■ Selected extract:

____

FNaF Discord Bot
This project is a completely re-implementation of FNaF’s internal game logic as a finite state machine, that is displayed to and controlled from discord.
You can invite the bot to your server using this invite link and play with it yourself.
Original Version
This isn’t the first time I’ve attempted this. The original version of this bot worked by running the actual game. It would then screenshot it to display on discord. When an input was entered, A set of preprogrammed mouse movements and clicks would execute using PyAutoGUI to perform that action. Additionally, PyAutoGUI would attempt to detect what screen it was on by using known objects on the screen.
While this worked and played okayish, it had lots of problems:
- There was a large delay before display the frame to the user and accepting input
- The game would often failed to detect what screens it was on.
- There were frequent crashes due to entering impossible conditions
- Screenshots often had static or black screens because of ingame flickering
Overall, it was just too fragile to keep working on, even after putting in a lot of work to fix the bugs that came up.
Furthermore, only one instance of the game could be run at a time and it would use my PC to do it. This meant that it was infeasible to distrubute to the public as it often leaked my desktop and I couldn’t just have the game running 24/7.

____

■ Data supplied:
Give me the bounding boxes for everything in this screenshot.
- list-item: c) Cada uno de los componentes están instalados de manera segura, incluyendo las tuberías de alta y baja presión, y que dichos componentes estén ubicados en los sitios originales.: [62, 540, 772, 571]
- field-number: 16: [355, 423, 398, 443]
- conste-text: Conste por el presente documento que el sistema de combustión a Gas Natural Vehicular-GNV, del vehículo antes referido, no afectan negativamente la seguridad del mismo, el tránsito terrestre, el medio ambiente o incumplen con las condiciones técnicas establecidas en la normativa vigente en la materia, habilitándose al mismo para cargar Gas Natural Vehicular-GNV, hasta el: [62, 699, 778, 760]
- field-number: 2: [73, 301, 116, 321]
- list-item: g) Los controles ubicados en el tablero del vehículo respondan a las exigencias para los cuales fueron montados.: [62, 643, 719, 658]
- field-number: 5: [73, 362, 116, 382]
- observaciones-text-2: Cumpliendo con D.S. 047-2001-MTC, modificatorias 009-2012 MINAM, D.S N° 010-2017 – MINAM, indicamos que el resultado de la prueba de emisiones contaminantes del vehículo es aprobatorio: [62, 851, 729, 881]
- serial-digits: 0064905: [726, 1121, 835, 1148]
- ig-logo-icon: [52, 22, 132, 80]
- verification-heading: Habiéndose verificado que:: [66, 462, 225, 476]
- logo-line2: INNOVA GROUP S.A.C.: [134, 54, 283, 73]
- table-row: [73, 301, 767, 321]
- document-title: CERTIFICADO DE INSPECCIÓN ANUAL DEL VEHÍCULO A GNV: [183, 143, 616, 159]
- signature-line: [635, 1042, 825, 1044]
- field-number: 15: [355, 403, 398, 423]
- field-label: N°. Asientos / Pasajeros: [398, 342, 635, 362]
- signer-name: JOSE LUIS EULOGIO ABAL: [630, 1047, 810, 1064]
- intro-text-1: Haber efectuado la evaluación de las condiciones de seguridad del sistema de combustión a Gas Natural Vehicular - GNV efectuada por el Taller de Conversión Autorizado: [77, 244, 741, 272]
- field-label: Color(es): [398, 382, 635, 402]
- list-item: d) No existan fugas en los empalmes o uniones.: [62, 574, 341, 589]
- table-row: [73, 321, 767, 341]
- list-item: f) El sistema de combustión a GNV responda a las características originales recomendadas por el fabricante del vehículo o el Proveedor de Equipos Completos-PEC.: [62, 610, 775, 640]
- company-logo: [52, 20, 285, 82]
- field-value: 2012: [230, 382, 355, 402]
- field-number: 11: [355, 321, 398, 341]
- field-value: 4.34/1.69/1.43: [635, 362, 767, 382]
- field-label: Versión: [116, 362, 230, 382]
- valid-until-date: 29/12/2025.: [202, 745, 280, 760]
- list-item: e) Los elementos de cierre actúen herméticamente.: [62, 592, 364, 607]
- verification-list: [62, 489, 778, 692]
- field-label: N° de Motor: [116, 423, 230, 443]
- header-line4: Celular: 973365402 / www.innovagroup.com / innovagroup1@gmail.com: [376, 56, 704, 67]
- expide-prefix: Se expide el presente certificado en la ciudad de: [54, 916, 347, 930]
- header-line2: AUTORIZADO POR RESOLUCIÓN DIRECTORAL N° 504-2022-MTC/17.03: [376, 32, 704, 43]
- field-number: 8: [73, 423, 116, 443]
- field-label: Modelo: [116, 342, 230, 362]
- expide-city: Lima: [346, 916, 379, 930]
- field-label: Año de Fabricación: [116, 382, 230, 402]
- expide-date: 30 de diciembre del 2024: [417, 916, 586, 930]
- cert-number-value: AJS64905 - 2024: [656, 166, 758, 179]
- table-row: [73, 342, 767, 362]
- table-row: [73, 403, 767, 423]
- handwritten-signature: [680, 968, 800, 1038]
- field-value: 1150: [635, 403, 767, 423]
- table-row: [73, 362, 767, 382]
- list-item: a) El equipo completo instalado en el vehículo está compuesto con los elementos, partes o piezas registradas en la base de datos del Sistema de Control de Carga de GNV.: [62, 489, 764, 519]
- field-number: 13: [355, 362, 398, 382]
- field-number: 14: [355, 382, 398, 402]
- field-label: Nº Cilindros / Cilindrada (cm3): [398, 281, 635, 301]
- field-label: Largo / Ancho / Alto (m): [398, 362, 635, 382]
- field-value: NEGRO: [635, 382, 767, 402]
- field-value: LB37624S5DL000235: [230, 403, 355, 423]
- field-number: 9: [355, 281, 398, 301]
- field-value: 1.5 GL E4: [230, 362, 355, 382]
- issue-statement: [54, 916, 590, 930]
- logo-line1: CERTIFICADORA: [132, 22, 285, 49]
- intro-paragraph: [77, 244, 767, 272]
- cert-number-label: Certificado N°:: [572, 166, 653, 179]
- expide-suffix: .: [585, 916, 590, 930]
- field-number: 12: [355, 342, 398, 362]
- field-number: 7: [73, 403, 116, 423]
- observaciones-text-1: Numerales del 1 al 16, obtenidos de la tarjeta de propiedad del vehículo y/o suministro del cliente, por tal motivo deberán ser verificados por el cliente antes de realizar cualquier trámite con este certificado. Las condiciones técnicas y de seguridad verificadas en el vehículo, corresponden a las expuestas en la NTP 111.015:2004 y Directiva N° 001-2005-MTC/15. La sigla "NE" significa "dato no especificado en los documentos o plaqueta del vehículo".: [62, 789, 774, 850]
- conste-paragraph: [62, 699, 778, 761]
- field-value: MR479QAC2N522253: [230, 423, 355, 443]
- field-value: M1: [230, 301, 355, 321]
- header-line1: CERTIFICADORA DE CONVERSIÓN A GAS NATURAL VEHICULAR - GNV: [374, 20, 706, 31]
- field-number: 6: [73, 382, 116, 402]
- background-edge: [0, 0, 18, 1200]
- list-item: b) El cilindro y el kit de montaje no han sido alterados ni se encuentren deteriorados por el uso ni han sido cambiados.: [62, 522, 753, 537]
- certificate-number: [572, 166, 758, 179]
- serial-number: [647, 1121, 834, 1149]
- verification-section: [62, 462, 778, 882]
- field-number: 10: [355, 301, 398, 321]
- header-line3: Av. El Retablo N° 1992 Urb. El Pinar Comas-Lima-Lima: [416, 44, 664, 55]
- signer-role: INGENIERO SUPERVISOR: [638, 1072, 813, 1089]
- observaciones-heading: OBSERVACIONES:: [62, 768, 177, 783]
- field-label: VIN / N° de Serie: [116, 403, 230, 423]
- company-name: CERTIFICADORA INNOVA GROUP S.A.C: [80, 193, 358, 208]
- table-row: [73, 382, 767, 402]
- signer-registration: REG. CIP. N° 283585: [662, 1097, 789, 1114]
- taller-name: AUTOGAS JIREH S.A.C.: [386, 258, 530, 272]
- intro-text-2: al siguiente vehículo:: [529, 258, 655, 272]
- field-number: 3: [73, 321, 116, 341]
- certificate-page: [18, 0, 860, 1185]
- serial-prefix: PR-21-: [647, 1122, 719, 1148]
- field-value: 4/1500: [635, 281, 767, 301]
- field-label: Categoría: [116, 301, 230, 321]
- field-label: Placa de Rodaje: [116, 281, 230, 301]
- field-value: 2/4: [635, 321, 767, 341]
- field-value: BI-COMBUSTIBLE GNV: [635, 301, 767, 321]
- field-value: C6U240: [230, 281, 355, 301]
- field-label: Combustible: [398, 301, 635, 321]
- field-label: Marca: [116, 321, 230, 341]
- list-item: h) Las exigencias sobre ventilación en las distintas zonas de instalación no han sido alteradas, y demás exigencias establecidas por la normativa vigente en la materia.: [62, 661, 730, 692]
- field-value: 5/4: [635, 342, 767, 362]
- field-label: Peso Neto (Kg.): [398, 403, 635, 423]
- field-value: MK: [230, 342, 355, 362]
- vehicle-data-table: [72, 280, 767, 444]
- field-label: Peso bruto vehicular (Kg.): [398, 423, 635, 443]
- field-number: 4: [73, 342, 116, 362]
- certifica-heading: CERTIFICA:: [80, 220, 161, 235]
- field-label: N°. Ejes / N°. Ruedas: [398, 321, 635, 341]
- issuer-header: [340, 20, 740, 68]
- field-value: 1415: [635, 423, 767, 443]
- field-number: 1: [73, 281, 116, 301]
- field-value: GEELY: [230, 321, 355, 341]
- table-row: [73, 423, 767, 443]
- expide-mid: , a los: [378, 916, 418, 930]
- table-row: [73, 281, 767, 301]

____

In the FNaF Discord Bot text, which tool did the original version use to carry out its preprogrammed mouse movements and clicks?

PyAutoGUI